**YOUR GOAL**.
Verbatim output of all the material below is required.

┌──

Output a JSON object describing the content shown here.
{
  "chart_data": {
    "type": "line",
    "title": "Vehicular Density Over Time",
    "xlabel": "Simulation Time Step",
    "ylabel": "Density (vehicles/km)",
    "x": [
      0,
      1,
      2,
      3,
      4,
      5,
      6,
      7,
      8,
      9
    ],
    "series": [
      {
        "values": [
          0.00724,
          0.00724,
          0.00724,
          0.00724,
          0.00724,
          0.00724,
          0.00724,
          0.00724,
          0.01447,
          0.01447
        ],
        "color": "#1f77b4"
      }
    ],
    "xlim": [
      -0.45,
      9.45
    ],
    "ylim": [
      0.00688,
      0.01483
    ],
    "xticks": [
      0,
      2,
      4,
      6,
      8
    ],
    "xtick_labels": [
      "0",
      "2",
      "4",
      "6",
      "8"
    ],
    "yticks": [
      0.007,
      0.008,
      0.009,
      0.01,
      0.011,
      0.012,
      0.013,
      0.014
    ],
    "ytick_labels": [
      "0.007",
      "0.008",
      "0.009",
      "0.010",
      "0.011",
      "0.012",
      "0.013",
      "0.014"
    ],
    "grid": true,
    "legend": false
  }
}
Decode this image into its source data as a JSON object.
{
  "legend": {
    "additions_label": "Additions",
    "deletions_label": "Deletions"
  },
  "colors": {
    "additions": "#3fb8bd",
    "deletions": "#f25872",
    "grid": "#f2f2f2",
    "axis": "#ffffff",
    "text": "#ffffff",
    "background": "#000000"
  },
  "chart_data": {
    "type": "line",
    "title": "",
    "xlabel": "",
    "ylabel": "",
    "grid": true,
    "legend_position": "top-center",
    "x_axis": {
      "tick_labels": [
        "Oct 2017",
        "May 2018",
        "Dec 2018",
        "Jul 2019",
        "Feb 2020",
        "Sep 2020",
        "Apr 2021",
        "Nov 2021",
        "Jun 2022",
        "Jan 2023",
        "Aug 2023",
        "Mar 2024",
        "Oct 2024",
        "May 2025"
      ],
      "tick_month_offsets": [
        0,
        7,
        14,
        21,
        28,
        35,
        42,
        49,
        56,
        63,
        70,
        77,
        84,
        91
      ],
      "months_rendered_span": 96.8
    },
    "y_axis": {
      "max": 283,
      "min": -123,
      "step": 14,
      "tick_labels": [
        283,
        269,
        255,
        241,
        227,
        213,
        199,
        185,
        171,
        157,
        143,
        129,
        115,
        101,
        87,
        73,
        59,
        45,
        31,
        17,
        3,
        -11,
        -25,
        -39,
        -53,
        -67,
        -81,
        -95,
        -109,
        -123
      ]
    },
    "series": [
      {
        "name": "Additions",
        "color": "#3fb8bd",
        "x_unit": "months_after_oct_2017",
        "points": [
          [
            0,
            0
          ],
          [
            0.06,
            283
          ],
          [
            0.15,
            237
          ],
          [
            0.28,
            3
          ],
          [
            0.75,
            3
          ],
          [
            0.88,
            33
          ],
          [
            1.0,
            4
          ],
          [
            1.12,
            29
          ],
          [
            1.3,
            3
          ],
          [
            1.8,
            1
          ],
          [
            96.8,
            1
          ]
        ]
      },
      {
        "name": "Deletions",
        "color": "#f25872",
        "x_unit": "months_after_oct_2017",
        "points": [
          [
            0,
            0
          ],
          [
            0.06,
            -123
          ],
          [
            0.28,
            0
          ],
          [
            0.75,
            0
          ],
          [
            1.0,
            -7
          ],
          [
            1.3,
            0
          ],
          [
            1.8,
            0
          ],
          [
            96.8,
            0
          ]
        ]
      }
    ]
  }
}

└──

**RESULT FOR THIS EXERCISE**.
Output a JSON object describing the content shown here.
{
  "chart_data": {
    "type": "line",
    "title": "Vehicular Density Over Time",
    "xlabel": "Simulation Time Step",
    "ylabel": "Density (vehicles/km)",
    "x": [
      0,
      1,
      2,
      3,
      4,
      5,
      6,
      7,
      8,
      9
    ],
    "series": [
      {
        "values": [
          0.00724,
          0.00724,
          0.00724,
          0.00724,
          0.00724,
          0.00724,
          0.00724,
          0.00724,
          0.01447,
          0.01447
        ],
        "color": "#1f77b4"
      }
    ],
    "xlim": [
      -0.45,
      9.45
    ],
    "ylim": [
      0.00688,
      0.01483
    ],
    "xticks": [
      0,
      2,
      4,
      6,
      8
    ],
    "xtick_labels": [
      "0",
      "2",
      "4",
      "6",
      "8"
    ],
    "yticks": [
      0.007,
      0.008,
      0.009,
      0.01,
      0.011,
      0.012,
      0.013,
      0.014
    ],
    "ytick_labels": [
      "0.007",
      "0.008",
      "0.009",
      "0.010",
      "0.011",
      "0.012",
      "0.013",
      "0.014"
    ],
    "grid": true,
    "legend": false
  }
}
Decode this image into its source data as a JSON object.
{
  "legend": {
    "additions_label": "Additions",
    "deletions_label": "Deletions"
  },
  "colors": {
    "additions": "#3fb8bd",
    "deletions": "#f25872",
    "grid": "#f2f2f2",
    "axis": "#ffffff",
    "text": "#ffffff",
    "background": "#000000"
  },
  "chart_data": {
    "type": "line",
    "title": "",
    "xlabel": "",
    "ylabel": "",
    "grid": true,
    "legend_position": "top-center",
    "x_axis": {
      "tick_labels": [
        "Oct 2017",
        "May 2018",
        "Dec 2018",
        "Jul 2019",
        "Feb 2020",
        "Sep 2020",
        "Apr 2021",
        "Nov 2021",
        "Jun 2022",
        "Jan 2023",
        "Aug 2023",
        "Mar 2024",
        "Oct 2024",
        "May 2025"
      ],
      "tick_month_offsets": [
        0,
        7,
        14,
        21,
        28,
        35,
        42,
        49,
        56,
        63,
        70,
        77,
        84,
        91
      ],
      "months_rendered_span": 96.8
    },
    "y_axis": {
      "max": 283,
      "min": -123,
      "step": 14,
      "tick_labels": [
        283,
        269,
        255,
        241,
        227,
        213,
        199,
        185,
        171,
        157,
        143,
        129,
        115,
        101,
        87,
        73,
        59,
        45,
        31,
        17,
        3,
        -11,
        -25,
        -39,
        -53,
        -67,
        -81,
        -95,
        -109,
        -123
      ]
    },
    "series": [
      {
        "name": "Additions",
        "color": "#3fb8bd",
        "x_unit": "months_after_oct_2017",
        "points": [
          [
            0,
            0
          ],
          [
            0.06,
            283
          ],
          [
            0.15,
            237
          ],
          [
            0.28,
            3
          ],
          [
            0.75,
            3
          ],
          [
            0.88,
            33
          ],
          [
            1.0,
            4
          ],
          [
            1.12,
            29
          ],
          [
            1.3,
            3
          ],
          [
            1.8,
            1
          ],
          [
            96.8,
            1
          ]
        ]
      },
      {
        "name": "Deletions",
        "color": "#f25872",
        "x_unit": "months_after_oct_2017",
        "points": [
          [
            0,
            0
          ],
          [
            0.06,
            -123
          ],
          [
            0.28,
            0
          ],
          [
            0.75,
            0
          ],
          [
            1.0,
            -7
          ],
          [
            1.3,
            0
          ],
          [
            1.8,
            0
          ],
          [
            96.8,
            0
          ]
        ]
      }
    ]
  }
}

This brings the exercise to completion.